In a lesser-known operation that presaged the horrors of the deadly Battle of Hürtgen Forest, the XIX Corps broke through the Siegfried Line north of Aachen, Germany, in October 1944.

US troops marching through the remains of the Siegfried Line.

Top Photo: US troops marching through the remains of the Siegfried Line.  Wikimedia Commons

After the Allied breakout during Operation Cobra in late July 1944, the previously static situation in Normandy exploded into a rapid pursuit of the routed German troops. With Paris liberated and Brittany secured, the Allies looked to the east, beyond the Roer and Rhine Rivers to the German frontier. Optimistic that the war could end before the new year, General Dwight Eisenhower ordered offensive operations all along the front line, which stretched from the English Channel to the Mediterranean Sea.

The Allies soon found that the logistic infrastructure could not sustain the speed of their advance. Planners expected before D-Day that the beachhead would expand gradually to the east as the troops fought their way off the beaches and through France. The complex hedgerow terrain frustrated these plans, however, limiting the Allied advance to yards per day. When the breakout finally took place at Saint-Lô on July 25, the front moved so rapidly that logisticians could not repair rail lines, roads, or pipelines quickly enough to keep pace. The lack of a functioning port along the Atlantic coast only made the situation worse.

Pursuit to the German border.

Pursuit to the German border. US Army Center of Military History.

_Requirement_
Reproduce the passage of the XIX Corps text starting with "In a lesser-known" and going on through "in October 1944.". Work from the text alone and bring in nothing beyond it.

_Given information_
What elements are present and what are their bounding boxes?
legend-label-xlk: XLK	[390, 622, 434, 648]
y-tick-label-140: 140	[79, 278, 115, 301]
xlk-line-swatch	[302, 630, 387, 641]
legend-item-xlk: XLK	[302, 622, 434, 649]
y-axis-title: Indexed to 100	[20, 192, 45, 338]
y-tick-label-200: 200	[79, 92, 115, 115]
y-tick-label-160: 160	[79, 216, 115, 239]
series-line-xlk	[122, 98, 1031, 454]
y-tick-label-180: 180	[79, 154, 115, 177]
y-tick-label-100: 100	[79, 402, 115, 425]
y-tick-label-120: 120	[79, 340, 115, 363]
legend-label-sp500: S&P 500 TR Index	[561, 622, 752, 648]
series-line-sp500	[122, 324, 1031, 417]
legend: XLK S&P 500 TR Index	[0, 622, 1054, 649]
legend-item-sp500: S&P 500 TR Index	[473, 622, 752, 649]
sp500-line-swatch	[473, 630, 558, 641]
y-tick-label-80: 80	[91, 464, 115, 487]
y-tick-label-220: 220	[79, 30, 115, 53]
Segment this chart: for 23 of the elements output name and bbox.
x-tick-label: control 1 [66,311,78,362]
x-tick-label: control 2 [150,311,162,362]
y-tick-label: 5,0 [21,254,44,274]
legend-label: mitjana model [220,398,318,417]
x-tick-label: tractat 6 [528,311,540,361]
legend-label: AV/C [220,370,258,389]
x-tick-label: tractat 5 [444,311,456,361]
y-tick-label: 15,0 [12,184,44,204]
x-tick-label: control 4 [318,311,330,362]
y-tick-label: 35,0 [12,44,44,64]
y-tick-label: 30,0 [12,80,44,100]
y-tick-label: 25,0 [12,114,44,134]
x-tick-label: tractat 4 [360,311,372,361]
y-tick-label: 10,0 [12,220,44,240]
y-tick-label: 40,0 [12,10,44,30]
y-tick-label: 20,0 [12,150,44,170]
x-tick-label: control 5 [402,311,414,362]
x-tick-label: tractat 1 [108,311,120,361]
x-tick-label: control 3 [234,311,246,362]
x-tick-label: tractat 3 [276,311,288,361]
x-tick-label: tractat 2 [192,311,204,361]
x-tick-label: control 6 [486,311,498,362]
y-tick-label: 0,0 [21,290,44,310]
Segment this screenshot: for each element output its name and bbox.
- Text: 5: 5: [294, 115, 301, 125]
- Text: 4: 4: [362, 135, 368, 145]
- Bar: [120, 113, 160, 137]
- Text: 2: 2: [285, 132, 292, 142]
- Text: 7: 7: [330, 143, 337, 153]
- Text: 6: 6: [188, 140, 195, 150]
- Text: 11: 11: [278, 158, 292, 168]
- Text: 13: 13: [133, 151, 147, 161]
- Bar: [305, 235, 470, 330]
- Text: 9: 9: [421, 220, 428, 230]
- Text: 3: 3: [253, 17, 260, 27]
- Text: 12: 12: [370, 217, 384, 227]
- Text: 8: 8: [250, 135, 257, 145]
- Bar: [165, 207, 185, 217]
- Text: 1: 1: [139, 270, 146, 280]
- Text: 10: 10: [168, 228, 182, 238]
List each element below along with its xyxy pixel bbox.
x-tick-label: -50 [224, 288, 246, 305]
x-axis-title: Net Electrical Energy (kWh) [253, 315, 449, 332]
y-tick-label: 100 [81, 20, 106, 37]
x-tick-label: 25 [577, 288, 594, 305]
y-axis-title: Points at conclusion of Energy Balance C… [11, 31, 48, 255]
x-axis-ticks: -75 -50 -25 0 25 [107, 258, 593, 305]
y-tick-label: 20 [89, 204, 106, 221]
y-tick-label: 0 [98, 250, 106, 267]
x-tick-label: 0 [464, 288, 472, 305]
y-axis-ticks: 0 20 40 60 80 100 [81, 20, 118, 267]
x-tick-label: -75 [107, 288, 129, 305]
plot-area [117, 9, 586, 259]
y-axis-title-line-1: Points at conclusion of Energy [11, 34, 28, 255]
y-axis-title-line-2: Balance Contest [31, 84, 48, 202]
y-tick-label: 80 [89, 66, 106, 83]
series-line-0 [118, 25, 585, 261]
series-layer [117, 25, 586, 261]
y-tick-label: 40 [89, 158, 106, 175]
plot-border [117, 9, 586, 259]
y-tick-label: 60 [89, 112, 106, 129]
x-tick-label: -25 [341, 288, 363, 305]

_Result below_
In a lesser-known operation that presaged the horrors of the deadly Battle of Hürtgen Forest, the XIX Corps broke through the Siegfried Line north of Aachen, Germany, in October 1944.